Written request
Determine the count of lines holding "younger" and give that count alone.

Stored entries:
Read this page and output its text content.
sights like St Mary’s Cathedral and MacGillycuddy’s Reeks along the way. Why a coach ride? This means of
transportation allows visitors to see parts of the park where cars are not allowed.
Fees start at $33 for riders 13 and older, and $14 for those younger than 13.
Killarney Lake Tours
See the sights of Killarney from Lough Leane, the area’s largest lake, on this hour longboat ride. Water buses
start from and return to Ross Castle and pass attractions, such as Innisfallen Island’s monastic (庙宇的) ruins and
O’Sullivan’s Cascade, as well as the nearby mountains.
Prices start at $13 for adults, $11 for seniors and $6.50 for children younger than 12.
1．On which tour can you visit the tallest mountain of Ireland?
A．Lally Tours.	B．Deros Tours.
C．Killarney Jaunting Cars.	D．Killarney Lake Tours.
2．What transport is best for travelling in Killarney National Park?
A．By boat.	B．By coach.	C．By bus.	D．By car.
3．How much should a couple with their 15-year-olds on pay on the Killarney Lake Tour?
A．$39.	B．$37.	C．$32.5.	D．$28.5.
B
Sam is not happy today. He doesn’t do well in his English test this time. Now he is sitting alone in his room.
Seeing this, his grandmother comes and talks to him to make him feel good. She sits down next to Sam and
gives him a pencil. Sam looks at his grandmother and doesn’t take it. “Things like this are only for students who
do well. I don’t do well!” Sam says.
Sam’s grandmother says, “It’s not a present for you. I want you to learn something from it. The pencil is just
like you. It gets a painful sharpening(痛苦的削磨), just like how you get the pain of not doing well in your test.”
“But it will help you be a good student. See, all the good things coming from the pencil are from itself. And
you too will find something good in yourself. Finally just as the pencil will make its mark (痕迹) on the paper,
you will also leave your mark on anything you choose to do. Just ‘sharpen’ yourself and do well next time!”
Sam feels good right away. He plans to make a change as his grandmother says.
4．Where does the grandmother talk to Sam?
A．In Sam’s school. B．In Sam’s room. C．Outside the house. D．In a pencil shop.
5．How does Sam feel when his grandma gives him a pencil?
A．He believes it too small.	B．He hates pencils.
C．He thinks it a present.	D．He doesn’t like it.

Exercise result
2